══ Supplied material
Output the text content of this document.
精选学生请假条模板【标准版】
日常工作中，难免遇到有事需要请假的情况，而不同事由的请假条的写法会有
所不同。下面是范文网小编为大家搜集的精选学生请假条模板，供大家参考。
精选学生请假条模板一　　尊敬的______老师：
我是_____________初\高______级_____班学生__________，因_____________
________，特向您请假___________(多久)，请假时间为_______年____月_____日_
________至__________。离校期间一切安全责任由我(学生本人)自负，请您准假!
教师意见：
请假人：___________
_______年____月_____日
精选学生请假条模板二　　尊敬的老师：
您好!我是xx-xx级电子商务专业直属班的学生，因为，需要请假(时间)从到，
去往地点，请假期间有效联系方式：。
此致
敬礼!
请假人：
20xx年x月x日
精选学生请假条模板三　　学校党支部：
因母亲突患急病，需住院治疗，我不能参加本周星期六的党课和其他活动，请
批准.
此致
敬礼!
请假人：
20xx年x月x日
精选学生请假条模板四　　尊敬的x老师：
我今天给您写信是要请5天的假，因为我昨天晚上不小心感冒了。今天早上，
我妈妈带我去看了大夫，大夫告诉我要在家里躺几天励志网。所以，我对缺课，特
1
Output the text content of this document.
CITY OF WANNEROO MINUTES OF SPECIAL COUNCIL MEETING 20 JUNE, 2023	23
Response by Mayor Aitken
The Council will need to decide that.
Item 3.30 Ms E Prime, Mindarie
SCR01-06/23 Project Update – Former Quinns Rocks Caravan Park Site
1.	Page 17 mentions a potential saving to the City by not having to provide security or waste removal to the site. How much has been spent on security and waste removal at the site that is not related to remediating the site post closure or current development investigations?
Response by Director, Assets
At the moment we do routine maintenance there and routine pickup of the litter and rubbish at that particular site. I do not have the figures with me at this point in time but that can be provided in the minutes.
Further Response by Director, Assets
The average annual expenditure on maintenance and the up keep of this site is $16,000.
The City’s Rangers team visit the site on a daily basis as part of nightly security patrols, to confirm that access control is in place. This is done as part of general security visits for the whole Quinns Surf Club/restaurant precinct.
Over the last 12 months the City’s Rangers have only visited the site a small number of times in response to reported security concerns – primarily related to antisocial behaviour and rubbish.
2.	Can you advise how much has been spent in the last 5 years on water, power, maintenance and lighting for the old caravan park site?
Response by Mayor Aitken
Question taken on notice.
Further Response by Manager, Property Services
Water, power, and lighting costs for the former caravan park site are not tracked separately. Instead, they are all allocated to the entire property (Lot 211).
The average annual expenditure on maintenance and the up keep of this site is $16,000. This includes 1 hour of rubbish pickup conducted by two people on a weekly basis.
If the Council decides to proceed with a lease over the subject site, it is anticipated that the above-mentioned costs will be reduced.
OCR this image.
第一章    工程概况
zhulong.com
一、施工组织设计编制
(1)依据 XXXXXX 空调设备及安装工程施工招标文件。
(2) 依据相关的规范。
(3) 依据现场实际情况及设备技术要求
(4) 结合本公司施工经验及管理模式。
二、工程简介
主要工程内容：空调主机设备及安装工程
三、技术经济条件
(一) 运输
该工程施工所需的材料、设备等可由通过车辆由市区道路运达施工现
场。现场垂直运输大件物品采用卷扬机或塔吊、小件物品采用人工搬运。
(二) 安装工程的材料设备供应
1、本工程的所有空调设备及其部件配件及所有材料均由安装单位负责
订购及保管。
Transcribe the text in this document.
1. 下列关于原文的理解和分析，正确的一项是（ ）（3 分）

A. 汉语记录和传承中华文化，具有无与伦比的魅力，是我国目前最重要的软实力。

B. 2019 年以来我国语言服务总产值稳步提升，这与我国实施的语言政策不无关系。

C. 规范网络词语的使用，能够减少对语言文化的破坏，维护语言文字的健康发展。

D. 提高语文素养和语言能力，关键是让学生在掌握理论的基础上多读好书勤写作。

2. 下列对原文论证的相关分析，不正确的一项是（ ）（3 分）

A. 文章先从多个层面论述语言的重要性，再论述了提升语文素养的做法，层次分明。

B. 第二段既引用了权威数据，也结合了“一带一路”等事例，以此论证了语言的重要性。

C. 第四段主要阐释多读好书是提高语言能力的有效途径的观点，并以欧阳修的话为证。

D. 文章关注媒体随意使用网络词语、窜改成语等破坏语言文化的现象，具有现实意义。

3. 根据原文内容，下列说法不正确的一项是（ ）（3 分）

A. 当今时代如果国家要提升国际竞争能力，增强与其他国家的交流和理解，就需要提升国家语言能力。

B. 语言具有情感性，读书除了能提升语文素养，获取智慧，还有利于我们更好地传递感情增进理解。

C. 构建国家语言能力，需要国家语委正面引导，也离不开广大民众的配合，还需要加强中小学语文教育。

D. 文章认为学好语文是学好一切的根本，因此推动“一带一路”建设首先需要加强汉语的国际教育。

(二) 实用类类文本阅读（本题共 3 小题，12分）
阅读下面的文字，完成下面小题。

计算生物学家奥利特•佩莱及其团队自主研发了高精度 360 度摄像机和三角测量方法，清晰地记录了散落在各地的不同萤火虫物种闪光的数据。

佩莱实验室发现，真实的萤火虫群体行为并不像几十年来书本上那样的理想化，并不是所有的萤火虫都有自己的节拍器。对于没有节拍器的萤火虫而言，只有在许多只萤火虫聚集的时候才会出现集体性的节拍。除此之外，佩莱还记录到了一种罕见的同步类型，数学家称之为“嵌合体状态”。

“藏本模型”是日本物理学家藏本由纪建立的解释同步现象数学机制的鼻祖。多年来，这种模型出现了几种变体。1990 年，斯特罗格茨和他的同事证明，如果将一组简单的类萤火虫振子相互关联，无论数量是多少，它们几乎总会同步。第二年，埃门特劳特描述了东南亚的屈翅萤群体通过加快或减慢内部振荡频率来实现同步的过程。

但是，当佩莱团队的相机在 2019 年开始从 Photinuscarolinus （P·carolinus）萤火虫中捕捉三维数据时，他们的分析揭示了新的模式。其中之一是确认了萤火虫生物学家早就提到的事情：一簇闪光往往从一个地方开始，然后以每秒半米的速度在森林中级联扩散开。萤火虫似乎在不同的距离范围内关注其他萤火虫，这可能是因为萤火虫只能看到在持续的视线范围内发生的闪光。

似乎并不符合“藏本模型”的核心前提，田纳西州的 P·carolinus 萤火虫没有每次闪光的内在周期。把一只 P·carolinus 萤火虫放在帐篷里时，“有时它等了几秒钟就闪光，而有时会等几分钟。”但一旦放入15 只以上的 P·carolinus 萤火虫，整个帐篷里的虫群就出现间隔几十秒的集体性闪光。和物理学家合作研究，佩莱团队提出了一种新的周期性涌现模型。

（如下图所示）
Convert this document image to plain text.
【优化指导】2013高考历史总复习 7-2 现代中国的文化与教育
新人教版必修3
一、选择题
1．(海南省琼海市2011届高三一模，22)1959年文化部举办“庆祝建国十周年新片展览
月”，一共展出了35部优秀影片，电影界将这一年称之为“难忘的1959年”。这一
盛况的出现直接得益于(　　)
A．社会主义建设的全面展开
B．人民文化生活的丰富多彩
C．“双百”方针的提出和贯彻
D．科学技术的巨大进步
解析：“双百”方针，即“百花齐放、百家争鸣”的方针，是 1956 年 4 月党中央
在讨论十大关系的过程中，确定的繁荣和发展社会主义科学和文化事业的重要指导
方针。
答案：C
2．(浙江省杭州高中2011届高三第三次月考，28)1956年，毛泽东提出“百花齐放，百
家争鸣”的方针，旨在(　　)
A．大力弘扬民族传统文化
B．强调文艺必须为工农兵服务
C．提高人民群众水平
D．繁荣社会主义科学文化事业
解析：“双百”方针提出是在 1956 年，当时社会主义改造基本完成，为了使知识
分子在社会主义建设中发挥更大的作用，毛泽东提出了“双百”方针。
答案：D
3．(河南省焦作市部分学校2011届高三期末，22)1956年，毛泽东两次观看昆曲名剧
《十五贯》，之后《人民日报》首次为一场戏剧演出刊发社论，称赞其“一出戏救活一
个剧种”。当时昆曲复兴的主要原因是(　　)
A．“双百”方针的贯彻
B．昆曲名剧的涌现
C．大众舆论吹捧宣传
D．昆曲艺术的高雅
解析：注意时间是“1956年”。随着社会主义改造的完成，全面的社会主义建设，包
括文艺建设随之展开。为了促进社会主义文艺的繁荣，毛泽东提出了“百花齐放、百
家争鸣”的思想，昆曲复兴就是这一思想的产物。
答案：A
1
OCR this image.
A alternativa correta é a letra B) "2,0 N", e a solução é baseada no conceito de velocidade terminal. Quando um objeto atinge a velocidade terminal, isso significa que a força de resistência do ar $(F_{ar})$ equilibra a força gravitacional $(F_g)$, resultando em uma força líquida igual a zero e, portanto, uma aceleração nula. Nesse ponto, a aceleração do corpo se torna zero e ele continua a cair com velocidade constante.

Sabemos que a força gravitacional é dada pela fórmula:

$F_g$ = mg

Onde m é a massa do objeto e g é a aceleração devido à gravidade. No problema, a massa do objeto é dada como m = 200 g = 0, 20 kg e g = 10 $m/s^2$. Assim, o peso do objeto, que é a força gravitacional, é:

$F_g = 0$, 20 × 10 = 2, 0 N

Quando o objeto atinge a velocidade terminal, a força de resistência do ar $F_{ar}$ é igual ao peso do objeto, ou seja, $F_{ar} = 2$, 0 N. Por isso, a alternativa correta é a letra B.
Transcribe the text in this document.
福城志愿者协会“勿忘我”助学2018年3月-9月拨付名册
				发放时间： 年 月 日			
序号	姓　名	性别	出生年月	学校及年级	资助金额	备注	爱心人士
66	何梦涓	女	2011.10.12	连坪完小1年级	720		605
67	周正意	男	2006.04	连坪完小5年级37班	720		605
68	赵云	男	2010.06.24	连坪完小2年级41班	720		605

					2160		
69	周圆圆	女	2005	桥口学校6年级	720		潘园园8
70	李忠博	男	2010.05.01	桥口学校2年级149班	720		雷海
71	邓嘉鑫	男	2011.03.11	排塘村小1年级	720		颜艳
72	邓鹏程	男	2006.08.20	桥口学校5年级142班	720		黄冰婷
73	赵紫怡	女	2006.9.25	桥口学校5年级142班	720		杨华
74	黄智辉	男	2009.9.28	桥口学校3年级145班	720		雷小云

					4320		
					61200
════
#### Set problem:
From the data above, copy each line that holds "peso".

#### Final result:
Onde m é a massa do objeto e g é a aceleração devido à gravidade. No problema, a massa do objeto é dada como m = 200 g = 0, 20 kg e g = 10 $m/s^2$. Assim, o peso do objeto, que é a força gravitacional, é:
Quando o objeto atinge a velocidade terminal, a força de resistência do ar $F_{ar}$ é igual ao peso do objeto, ou seja, $F_{ar} = 2$, 0 N. Por isso, a alternativa correta é a letra B.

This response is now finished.